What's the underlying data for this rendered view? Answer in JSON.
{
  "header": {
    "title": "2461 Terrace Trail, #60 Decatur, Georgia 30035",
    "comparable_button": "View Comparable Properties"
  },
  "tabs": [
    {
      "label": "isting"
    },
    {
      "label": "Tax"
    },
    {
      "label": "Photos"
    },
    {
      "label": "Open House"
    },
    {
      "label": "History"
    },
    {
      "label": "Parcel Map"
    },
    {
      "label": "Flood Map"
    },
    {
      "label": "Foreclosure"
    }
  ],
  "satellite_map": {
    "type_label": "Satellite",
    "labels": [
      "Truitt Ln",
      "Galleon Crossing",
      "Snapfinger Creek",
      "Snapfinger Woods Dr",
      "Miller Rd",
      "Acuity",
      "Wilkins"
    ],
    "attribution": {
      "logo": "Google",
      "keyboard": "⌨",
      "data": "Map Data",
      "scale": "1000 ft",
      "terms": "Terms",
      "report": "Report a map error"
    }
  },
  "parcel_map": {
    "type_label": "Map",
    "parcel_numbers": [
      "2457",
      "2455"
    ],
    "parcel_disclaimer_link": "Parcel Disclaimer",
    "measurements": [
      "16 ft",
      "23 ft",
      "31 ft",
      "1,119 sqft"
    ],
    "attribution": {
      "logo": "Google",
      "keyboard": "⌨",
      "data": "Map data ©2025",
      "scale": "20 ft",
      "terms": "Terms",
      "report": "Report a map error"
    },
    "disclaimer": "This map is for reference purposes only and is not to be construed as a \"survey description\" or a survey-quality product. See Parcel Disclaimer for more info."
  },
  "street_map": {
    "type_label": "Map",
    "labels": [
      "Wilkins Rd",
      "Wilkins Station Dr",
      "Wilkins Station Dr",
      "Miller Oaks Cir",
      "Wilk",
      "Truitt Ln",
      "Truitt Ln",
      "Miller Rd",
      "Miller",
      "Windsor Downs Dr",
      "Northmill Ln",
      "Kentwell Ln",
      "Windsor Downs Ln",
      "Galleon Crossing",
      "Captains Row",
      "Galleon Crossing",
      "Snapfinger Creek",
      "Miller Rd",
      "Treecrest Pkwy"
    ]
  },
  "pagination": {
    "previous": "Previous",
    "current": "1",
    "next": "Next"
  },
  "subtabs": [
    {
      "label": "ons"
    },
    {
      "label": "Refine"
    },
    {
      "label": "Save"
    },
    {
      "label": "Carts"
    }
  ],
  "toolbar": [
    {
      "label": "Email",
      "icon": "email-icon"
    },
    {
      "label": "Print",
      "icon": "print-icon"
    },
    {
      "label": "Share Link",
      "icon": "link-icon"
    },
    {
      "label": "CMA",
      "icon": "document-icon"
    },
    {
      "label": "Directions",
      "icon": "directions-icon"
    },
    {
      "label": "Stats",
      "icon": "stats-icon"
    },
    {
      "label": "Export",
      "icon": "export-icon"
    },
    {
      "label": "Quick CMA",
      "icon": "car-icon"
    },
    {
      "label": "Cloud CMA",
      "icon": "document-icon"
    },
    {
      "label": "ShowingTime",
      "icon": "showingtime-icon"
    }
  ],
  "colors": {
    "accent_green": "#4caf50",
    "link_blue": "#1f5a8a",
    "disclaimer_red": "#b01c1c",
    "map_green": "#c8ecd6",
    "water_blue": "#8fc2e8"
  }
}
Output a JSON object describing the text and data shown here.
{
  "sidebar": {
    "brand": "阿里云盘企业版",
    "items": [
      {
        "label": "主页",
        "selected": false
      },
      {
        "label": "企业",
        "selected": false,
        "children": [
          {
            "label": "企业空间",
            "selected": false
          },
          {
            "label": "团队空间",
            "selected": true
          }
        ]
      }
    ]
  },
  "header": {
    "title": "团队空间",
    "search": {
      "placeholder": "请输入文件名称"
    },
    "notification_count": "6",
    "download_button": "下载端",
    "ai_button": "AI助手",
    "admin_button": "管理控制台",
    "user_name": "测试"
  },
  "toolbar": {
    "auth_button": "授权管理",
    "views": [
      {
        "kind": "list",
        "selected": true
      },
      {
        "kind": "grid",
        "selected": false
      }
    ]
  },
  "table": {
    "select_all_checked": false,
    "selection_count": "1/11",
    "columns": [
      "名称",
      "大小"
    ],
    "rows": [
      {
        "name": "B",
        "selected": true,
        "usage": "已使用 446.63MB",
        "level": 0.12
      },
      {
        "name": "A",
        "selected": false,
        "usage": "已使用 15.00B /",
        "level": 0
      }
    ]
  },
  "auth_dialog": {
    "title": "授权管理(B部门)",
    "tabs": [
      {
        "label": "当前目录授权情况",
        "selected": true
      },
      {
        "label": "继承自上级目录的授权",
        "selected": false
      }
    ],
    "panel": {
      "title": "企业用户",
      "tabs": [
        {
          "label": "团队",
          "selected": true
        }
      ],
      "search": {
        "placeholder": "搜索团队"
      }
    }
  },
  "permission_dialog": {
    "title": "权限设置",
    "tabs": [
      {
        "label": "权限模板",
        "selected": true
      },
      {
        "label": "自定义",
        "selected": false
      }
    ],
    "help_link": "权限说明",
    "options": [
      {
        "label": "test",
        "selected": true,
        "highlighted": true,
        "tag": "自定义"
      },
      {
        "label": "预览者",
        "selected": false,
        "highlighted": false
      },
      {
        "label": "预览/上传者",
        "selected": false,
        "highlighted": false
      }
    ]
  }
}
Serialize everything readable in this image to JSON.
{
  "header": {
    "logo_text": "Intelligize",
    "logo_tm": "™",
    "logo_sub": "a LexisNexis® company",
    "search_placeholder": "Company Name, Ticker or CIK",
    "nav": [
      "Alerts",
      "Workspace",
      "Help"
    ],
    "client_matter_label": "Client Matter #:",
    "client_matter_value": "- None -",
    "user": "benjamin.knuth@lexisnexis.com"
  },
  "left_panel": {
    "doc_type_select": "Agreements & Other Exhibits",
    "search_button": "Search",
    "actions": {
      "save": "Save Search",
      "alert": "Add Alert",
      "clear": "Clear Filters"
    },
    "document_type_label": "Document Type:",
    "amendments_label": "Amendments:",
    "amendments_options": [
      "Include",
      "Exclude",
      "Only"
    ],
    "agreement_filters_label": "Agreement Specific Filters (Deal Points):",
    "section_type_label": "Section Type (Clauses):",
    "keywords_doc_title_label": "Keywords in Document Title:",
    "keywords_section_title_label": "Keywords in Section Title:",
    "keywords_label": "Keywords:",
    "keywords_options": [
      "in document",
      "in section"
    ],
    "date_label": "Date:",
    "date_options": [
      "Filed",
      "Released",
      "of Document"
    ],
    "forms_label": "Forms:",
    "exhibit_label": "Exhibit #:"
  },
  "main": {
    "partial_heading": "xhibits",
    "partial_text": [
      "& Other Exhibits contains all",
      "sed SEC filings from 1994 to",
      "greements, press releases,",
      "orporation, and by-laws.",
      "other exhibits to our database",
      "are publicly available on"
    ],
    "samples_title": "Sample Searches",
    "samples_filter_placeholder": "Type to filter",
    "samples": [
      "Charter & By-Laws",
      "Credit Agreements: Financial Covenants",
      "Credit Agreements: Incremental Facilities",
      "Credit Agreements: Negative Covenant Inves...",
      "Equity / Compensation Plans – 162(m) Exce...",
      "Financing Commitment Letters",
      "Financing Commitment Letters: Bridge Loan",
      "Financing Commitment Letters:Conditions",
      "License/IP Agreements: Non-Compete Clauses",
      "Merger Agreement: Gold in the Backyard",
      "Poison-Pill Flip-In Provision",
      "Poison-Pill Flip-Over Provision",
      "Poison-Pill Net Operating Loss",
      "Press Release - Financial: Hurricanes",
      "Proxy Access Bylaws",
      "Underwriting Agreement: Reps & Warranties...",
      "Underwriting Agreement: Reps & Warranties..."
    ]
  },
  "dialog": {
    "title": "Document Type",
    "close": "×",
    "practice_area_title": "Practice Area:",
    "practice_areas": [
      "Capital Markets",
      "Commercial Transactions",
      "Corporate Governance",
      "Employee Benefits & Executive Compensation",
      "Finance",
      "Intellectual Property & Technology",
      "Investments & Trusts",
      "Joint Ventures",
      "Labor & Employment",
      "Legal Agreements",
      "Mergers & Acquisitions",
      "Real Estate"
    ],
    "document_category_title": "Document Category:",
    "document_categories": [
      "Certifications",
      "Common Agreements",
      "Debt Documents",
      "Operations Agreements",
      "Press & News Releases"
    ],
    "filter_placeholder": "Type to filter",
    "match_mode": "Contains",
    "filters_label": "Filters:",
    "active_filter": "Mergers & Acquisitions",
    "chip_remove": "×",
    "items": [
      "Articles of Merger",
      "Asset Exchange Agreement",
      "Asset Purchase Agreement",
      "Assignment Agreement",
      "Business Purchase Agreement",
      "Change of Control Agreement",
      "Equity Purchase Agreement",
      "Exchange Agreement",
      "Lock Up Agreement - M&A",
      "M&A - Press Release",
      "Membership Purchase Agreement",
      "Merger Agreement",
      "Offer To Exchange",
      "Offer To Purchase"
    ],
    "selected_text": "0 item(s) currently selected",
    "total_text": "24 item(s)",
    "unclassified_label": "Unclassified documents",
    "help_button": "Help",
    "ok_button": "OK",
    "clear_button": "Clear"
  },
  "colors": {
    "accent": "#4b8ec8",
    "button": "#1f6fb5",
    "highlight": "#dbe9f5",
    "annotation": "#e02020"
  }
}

Do this: Copy out all lines that carry the word "Clauses".

Finished answer:
    "section_type_label": "Section Type (Clauses):",
      "License/IP Agreements: Non-Compete Clauses",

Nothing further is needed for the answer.